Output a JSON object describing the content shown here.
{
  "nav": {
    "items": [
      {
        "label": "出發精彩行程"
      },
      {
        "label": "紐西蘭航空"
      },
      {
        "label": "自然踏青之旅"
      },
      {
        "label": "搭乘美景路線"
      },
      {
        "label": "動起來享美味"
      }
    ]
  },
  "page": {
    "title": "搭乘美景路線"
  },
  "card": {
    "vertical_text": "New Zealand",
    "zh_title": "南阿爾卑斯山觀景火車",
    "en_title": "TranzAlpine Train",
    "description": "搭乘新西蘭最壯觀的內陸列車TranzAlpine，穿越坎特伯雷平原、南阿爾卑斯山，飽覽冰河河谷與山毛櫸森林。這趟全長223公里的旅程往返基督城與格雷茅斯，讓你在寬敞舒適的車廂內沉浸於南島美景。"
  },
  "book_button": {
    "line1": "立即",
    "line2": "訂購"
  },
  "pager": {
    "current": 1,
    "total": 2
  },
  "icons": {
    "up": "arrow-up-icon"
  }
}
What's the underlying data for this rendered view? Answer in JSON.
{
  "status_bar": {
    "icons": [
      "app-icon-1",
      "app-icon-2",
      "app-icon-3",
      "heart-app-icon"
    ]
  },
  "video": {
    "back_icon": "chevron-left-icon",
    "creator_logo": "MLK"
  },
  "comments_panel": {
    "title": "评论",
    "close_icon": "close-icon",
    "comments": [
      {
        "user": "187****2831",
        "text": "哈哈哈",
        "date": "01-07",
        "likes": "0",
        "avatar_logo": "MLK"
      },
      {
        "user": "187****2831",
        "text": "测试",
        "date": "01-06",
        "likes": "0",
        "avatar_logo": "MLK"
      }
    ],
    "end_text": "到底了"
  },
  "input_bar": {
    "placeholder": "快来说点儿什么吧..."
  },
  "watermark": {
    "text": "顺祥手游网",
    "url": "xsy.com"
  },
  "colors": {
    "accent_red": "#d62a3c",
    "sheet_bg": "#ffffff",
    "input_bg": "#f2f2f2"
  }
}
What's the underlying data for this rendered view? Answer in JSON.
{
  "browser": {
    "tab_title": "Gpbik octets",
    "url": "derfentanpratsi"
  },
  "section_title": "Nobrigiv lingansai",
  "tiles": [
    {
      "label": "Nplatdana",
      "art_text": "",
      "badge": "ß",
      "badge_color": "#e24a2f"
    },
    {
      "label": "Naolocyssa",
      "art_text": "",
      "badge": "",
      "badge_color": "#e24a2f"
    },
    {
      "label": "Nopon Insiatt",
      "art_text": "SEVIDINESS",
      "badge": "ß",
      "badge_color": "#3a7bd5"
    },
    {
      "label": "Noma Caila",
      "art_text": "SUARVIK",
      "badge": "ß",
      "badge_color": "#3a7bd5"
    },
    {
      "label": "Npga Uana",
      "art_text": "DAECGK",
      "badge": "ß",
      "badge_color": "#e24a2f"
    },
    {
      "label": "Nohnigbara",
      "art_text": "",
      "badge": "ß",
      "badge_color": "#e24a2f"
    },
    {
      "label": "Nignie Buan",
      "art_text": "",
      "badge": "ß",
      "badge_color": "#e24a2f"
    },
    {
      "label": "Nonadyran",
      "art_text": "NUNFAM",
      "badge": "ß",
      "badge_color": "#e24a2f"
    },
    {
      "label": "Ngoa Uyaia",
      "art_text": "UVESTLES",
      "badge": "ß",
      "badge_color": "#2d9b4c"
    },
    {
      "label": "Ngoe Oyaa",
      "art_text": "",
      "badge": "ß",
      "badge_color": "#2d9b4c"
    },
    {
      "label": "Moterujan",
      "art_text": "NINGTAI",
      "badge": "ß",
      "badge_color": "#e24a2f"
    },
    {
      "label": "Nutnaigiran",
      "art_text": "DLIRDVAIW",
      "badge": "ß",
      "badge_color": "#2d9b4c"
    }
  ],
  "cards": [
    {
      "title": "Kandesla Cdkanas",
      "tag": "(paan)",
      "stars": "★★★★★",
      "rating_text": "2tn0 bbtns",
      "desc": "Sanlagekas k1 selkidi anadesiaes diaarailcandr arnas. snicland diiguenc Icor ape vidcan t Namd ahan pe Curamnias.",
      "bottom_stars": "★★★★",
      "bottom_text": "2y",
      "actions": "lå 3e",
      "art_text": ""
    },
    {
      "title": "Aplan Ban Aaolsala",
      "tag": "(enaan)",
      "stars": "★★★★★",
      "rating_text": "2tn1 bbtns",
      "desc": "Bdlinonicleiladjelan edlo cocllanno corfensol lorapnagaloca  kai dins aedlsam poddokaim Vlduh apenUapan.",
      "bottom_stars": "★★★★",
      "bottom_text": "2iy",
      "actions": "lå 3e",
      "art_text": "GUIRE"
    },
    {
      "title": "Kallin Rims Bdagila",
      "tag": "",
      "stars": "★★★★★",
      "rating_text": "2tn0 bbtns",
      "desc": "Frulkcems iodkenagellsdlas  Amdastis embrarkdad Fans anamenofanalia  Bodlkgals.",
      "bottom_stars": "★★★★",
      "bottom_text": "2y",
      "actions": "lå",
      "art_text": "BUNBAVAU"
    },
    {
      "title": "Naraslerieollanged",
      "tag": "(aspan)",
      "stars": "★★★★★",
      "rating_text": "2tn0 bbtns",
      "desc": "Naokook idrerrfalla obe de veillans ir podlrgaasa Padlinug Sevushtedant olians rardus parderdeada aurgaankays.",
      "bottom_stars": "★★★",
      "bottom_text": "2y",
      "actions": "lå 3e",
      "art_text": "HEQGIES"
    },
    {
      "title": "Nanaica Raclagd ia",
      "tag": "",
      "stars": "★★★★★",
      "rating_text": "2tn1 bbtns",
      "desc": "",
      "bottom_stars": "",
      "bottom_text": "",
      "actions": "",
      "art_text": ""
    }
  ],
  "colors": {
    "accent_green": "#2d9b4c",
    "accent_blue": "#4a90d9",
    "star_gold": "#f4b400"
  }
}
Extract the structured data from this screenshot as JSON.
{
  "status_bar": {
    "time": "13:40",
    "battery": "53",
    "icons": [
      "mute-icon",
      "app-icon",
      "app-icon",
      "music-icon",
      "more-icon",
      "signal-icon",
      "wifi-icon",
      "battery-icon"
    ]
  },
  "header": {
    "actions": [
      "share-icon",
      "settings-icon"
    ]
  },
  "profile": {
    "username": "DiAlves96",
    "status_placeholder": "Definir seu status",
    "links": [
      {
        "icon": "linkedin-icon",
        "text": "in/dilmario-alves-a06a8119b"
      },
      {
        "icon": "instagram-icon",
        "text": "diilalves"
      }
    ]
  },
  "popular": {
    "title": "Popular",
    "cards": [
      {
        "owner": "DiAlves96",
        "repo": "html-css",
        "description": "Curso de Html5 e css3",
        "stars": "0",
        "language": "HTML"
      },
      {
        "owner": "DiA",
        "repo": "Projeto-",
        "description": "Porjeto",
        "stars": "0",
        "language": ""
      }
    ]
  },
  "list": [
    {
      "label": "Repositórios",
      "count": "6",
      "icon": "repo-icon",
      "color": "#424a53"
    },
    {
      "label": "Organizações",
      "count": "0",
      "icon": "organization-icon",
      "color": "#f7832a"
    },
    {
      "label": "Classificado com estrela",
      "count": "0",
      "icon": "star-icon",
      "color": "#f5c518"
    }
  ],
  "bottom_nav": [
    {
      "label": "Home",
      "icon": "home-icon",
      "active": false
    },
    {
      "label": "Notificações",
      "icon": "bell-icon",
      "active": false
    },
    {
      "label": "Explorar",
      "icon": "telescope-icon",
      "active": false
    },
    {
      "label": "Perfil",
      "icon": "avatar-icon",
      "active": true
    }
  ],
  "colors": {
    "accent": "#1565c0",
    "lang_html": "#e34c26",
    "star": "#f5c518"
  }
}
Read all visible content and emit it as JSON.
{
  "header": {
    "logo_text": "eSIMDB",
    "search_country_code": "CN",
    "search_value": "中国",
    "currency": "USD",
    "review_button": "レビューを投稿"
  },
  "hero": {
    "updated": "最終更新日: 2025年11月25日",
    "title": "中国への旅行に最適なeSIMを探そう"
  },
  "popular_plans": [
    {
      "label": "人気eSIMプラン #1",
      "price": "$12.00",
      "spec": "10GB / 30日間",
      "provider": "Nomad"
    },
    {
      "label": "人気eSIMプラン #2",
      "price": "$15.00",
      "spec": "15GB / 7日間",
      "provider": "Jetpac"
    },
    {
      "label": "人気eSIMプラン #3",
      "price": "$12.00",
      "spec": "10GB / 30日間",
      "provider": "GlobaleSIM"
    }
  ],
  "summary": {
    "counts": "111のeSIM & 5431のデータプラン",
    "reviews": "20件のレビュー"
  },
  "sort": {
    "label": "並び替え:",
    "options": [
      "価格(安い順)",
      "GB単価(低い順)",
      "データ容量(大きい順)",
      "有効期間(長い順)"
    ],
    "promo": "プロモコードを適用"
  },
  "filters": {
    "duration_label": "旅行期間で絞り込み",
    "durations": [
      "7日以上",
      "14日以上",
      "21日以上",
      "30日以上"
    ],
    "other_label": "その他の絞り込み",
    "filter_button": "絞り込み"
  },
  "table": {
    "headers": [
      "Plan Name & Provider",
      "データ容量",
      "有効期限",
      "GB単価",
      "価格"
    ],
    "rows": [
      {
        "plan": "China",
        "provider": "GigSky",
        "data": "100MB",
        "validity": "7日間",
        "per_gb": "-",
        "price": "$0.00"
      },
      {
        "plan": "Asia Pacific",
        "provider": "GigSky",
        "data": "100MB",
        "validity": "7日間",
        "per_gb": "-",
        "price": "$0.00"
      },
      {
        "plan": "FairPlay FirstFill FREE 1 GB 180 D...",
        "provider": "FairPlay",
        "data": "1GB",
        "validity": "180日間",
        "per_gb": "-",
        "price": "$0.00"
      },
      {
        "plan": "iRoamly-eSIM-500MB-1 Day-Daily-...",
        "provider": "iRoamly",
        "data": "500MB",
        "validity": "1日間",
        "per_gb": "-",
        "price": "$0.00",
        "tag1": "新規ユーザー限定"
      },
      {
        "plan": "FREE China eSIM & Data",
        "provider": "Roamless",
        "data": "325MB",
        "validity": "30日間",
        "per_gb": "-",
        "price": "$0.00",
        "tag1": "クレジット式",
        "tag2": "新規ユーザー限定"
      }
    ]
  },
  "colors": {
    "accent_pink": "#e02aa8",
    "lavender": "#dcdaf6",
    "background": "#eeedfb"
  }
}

============================================================

» **Short problem**:
Lines containing the string "content" are to be selected and copied.

» **Reply to the task**:
Output a JSON object describing the content shown here.
Read all visible content and emit it as JSON.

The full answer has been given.